- EXERCISE OBJECTIVE -
Every line with the string "ghost" should be gathered.

- EXERCISE DATA -
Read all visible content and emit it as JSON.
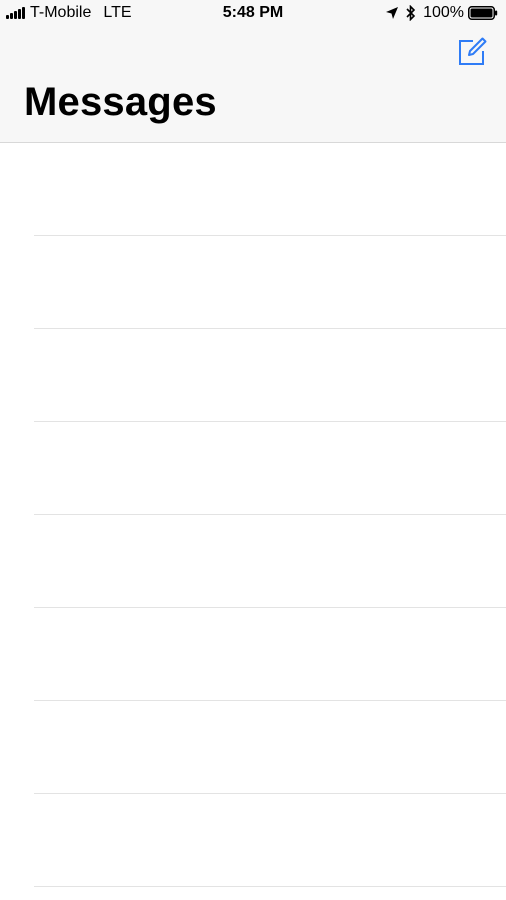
{
  "status_bar": {
    "carrier": "T-Mobile",
    "network": "LTE",
    "time": "5:48 PM",
    "battery_percent": "100%",
    "icons": [
      "signal-bars-icon",
      "location-arrow-icon",
      "bluetooth-icon",
      "battery-icon"
    ]
  },
  "nav": {
    "title": "Messages",
    "compose_icon": "compose-icon",
    "accent_color": "#2f7cf6"
  },
  "conversations": [
    {},
    {},
    {},
    {},
    {},
    {},
    {},
    {}
  ]
}
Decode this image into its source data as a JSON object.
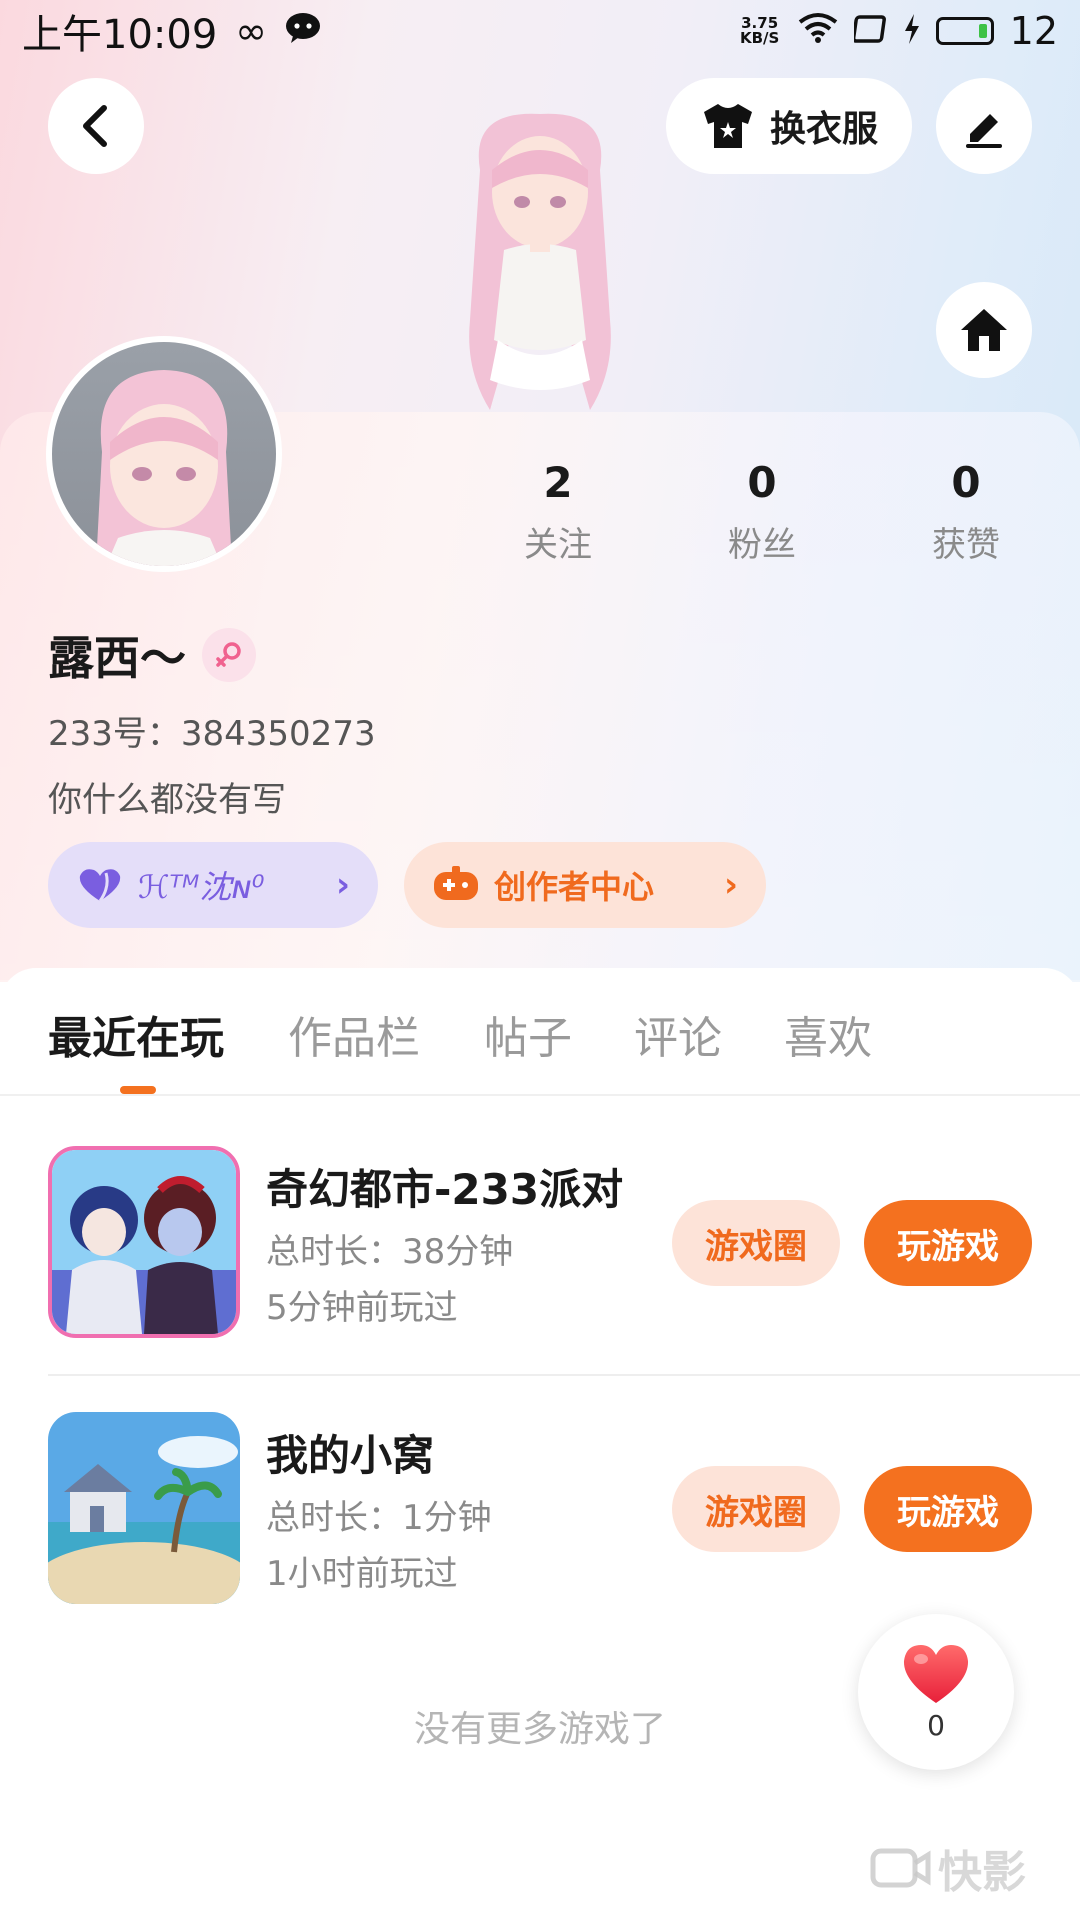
{
  "status_bar": {
    "time": "上午10:09",
    "infinity_symbol": "∞",
    "net_speed_value": "3.75",
    "net_speed_unit": "KB/S",
    "battery_level": "12"
  },
  "header": {
    "dress_button_label": "换衣服"
  },
  "profile": {
    "stats": [
      {
        "value": "2",
        "label": "关注"
      },
      {
        "value": "0",
        "label": "粉丝"
      },
      {
        "value": "0",
        "label": "获赞"
      }
    ],
    "username": "露西～",
    "gender": "female",
    "uid": "233号：384350273",
    "bio": "你什么都没有写",
    "badge_label": "ℋᵀᴹ沈ɴ⁰",
    "creator_center_label": "创作者中心"
  },
  "tabs": [
    {
      "label": "最近在玩",
      "active": true
    },
    {
      "label": "作品栏",
      "active": false
    },
    {
      "label": "帖子",
      "active": false
    },
    {
      "label": "评论",
      "active": false
    },
    {
      "label": "喜欢",
      "active": false
    }
  ],
  "games": [
    {
      "title": "奇幻都市-233派对",
      "duration": "总时长：38分钟",
      "last_played": "5分钟前玩过",
      "circle_label": "游戏圈",
      "play_label": "玩游戏"
    },
    {
      "title": "我的小窝",
      "duration": "总时长：1分钟",
      "last_played": "1小时前玩过",
      "circle_label": "游戏圈",
      "play_label": "玩游戏"
    }
  ],
  "list_footer": "没有更多游戏了",
  "like_button": {
    "count": "0"
  },
  "watermark": "快影",
  "colors": {
    "accent": "#f4711f",
    "accent_light": "#fde3d8",
    "badge_purple": "#7a5ee0"
  }
}
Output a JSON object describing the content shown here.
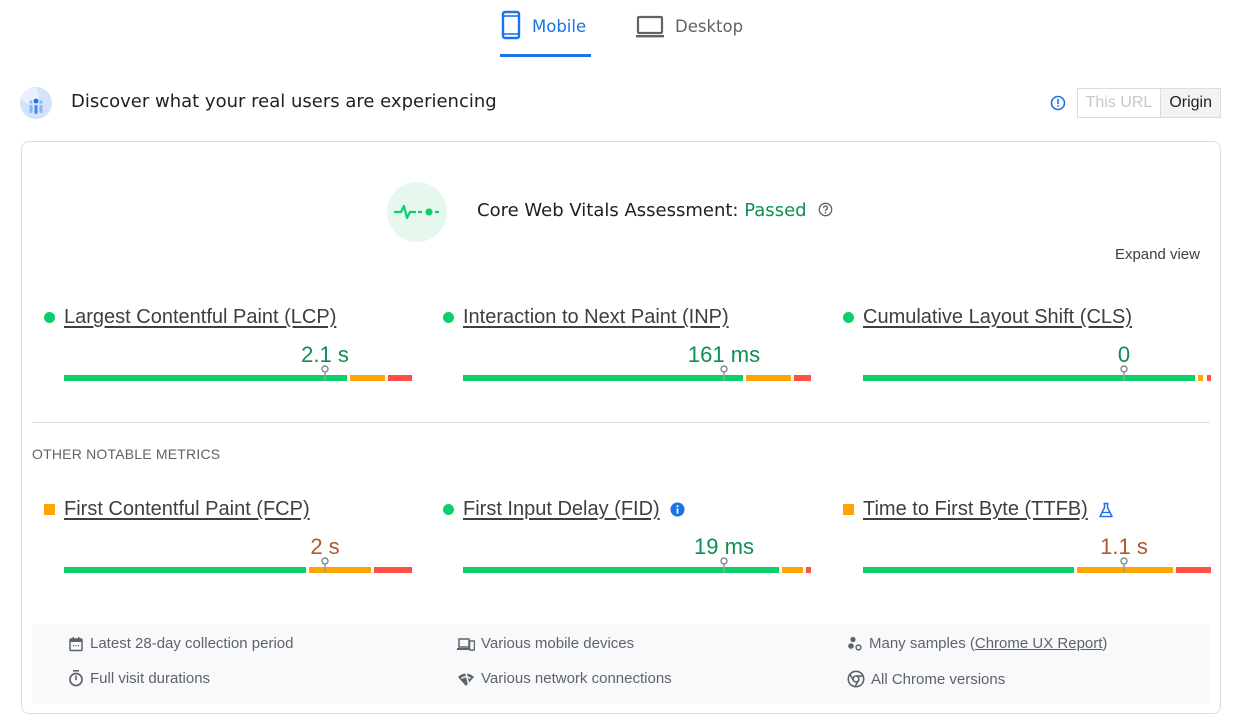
{
  "tabs": [
    {
      "label": "Mobile",
      "icon": "smartphone-icon",
      "active": true
    },
    {
      "label": "Desktop",
      "icon": "laptop-icon",
      "active": false
    }
  ],
  "discover": {
    "title": "Discover what your real users are experiencing",
    "toggle": {
      "options": [
        "This URL",
        "Origin"
      ],
      "selected": "Origin"
    }
  },
  "assessment": {
    "label": "Core Web Vitals Assessment:",
    "status": "Passed",
    "expand_label": "Expand view"
  },
  "core_metrics": [
    {
      "name": "Largest Contentful Paint (LCP)",
      "value": "2.1 s",
      "rating": "good",
      "distribution": {
        "good": 0.82,
        "needs_improvement": 0.1,
        "poor": 0.07
      },
      "marker_percentile": 0.75
    },
    {
      "name": "Interaction to Next Paint (INP)",
      "value": "161 ms",
      "rating": "good",
      "distribution": {
        "good": 0.81,
        "needs_improvement": 0.13,
        "poor": 0.05
      },
      "marker_percentile": 0.75
    },
    {
      "name": "Cumulative Layout Shift (CLS)",
      "value": "0",
      "rating": "good",
      "distribution": {
        "good": 0.96,
        "needs_improvement": 0.015,
        "poor": 0.013
      },
      "marker_percentile": 0.75
    }
  ],
  "other_label": "OTHER NOTABLE METRICS",
  "other_metrics": [
    {
      "name": "First Contentful Paint (FCP)",
      "value": "2 s",
      "rating": "average",
      "distribution": {
        "good": 0.7,
        "needs_improvement": 0.18,
        "poor": 0.11
      },
      "marker_percentile": 0.75
    },
    {
      "name": "First Input Delay (FID)",
      "value": "19 ms",
      "rating": "good",
      "extra_icon": "info-icon",
      "distribution": {
        "good": 0.92,
        "needs_improvement": 0.06,
        "poor": 0.015
      },
      "marker_percentile": 0.75
    },
    {
      "name": "Time to First Byte (TTFB)",
      "value": "1.1 s",
      "rating": "average",
      "extra_icon": "flask-icon",
      "distribution": {
        "good": 0.61,
        "needs_improvement": 0.28,
        "poor": 0.1
      },
      "marker_percentile": 0.75
    }
  ],
  "footer": {
    "items": [
      {
        "icon": "calendar-icon",
        "text": "Latest 28-day collection period"
      },
      {
        "icon": "devices-icon",
        "text": "Various mobile devices"
      },
      {
        "icon": "samples-icon",
        "text": "Many samples (",
        "link": "Chrome UX Report",
        "suffix": ")"
      },
      {
        "icon": "stopwatch-icon",
        "text": "Full visit durations"
      },
      {
        "icon": "network-icon",
        "text": "Various network connections"
      },
      {
        "icon": "chrome-icon",
        "text": "All Chrome versions"
      }
    ]
  },
  "colors": {
    "accent": "#1a73e8",
    "good": "#0cce6b",
    "good_text": "#0d904f",
    "average": "#ffa400",
    "average_text": "#b3562e",
    "poor": "#ff4e42"
  }
}
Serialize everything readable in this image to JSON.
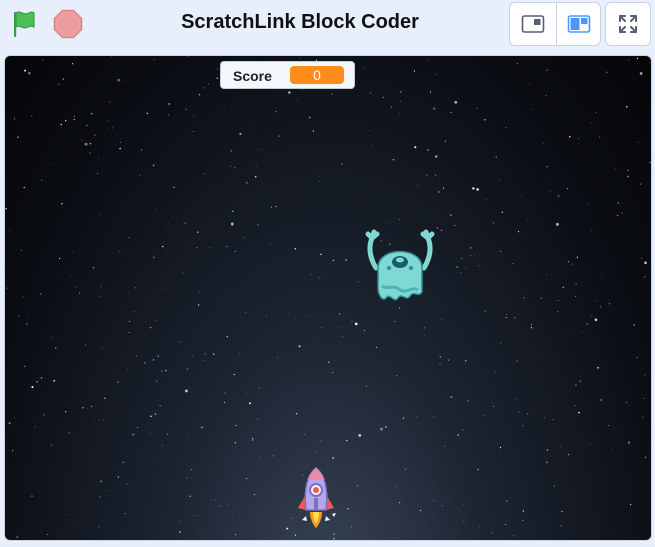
{
  "app": {
    "title": "ScratchLink Block Coder"
  },
  "toolbar": {
    "green_flag_icon": "green-flag-icon",
    "stop_icon": "stop-sign-icon",
    "small_stage_icon": "small-stage-icon",
    "large_stage_icon": "large-stage-icon",
    "fullscreen_icon": "fullscreen-icon"
  },
  "stage": {
    "backdrop": "starry-space",
    "monitor": {
      "label": "Score",
      "value": "0"
    },
    "sprites": [
      {
        "name": "ghost-monster",
        "icon": "ghost-monster-sprite"
      },
      {
        "name": "rocketship",
        "icon": "rocketship-sprite"
      }
    ]
  },
  "colors": {
    "flag": "#4cbf56",
    "stop": "#ec9c9c",
    "monitor_value": "#ff8c1a",
    "layout_active": "#4c97ff",
    "ghost": "#7fd8d2",
    "rocket_body": "#b3a9e8",
    "rocket_fins": "#f05a55"
  }
}
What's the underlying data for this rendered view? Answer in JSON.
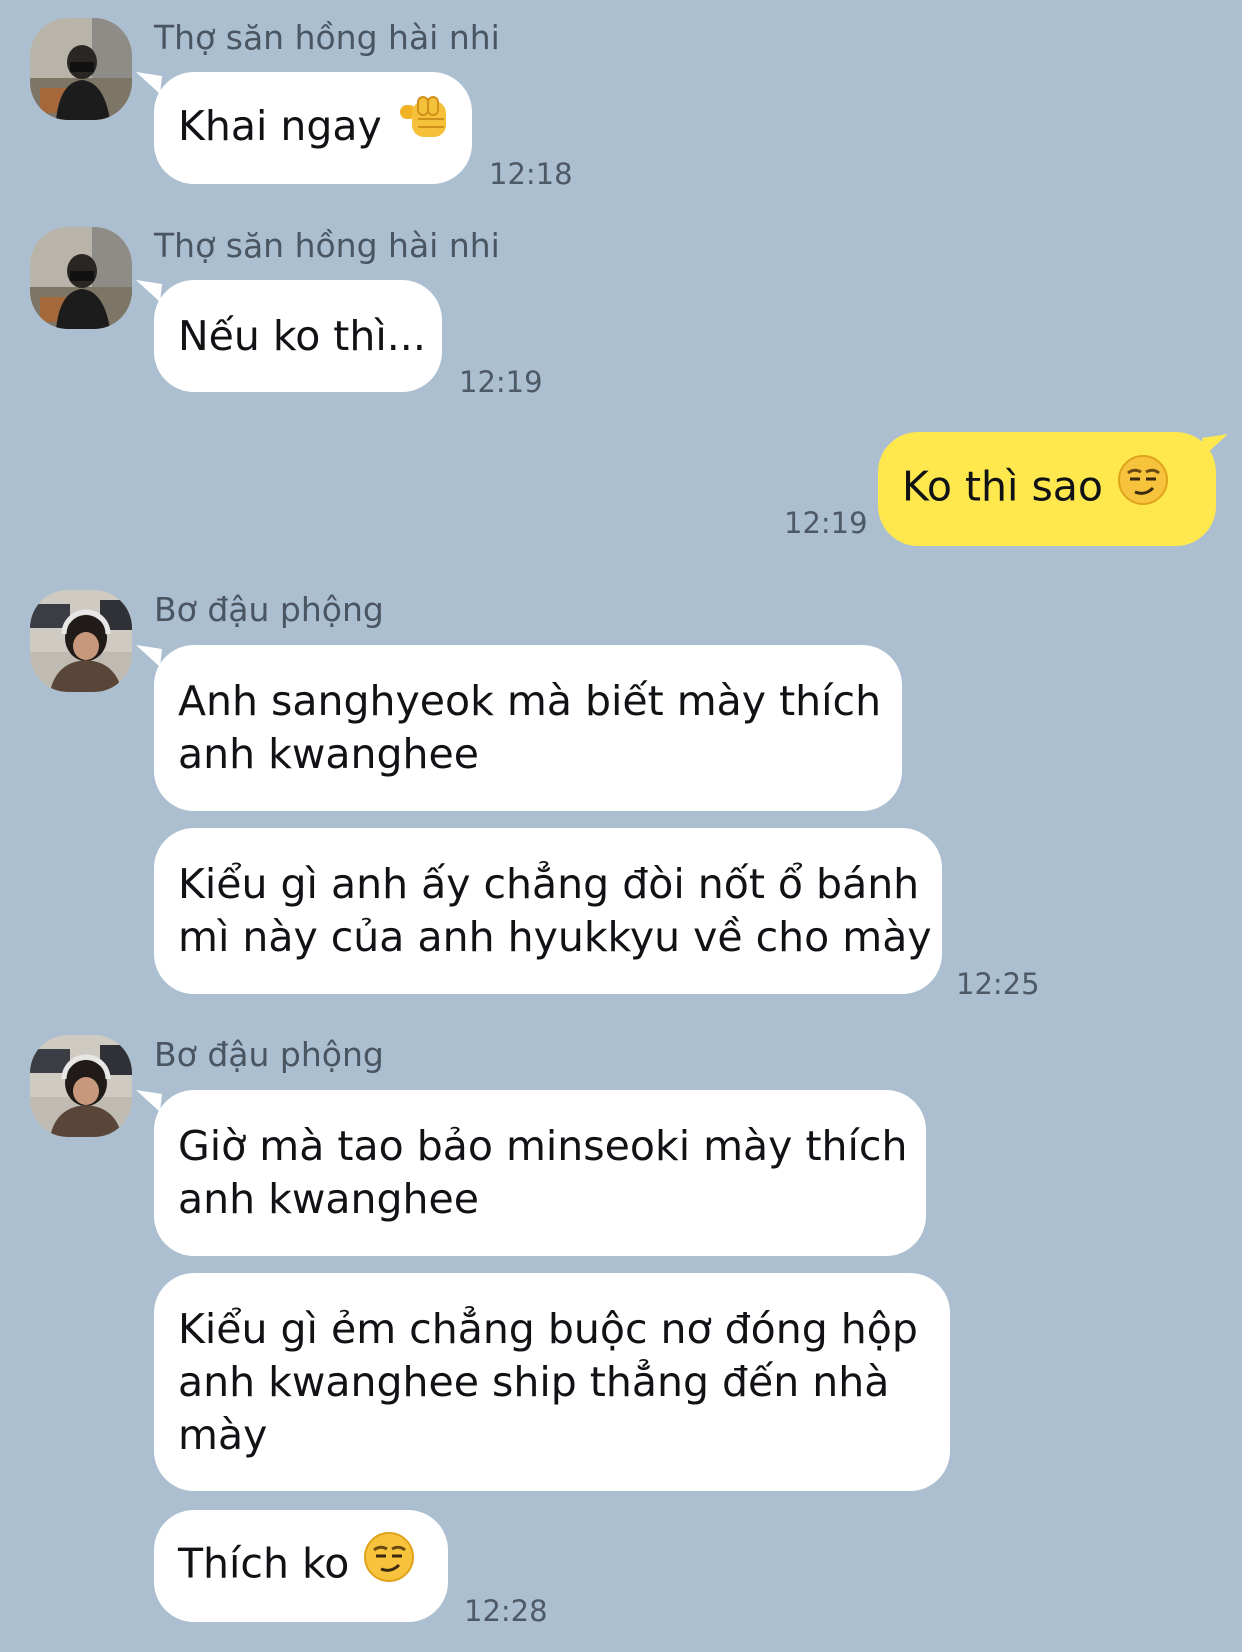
{
  "colors": {
    "chat_background": "#acbfd1",
    "incoming_bubble": "#ffffff",
    "outgoing_bubble": "#fee84d"
  },
  "messages": [
    {
      "sender": "Thợ săn hồng hài nhi",
      "lines": [
        "Khai ngay"
      ],
      "emoji": "pointing-fist-emoji",
      "time": "12:18"
    },
    {
      "sender": "Thợ săn hồng hài nhi",
      "lines": [
        "Nếu ko thì..."
      ],
      "time": "12:19"
    },
    {
      "lines": [
        "Ko thì sao"
      ],
      "emoji": "smirk-face-emoji",
      "time": "12:19"
    },
    {
      "sender": "Bơ đậu phộng",
      "lines": [
        "Anh sanghyeok mà biết mày thích",
        "anh kwanghee"
      ]
    },
    {
      "lines": [
        "Kiểu gì anh ấy chẳng đòi nốt ổ bánh",
        "mì này của anh hyukkyu về cho mày"
      ],
      "time": "12:25"
    },
    {
      "sender": "Bơ đậu phộng",
      "lines": [
        "Giờ mà tao bảo minseoki mày thích",
        "anh kwanghee"
      ]
    },
    {
      "lines": [
        "Kiểu gì ẻm chẳng buộc nơ đóng hộp",
        "anh kwanghee ship thẳng đến nhà",
        "mày"
      ]
    },
    {
      "lines": [
        "Thích ko"
      ],
      "emoji": "smirk-face-emoji",
      "time": "12:28"
    }
  ]
}
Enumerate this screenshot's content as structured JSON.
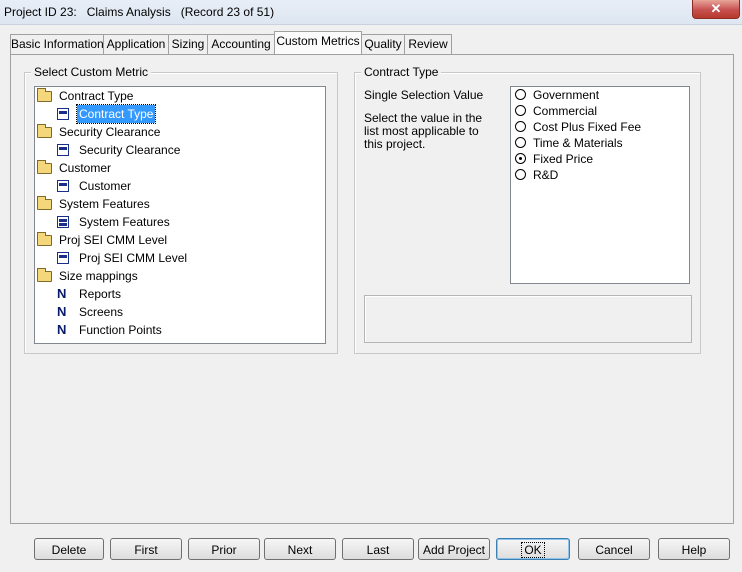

- TASK OUTPUT -
        "name": "ghost-monster",
        "icon": "ghost-monster-sprite"
    "ghost": "#7fd8d2",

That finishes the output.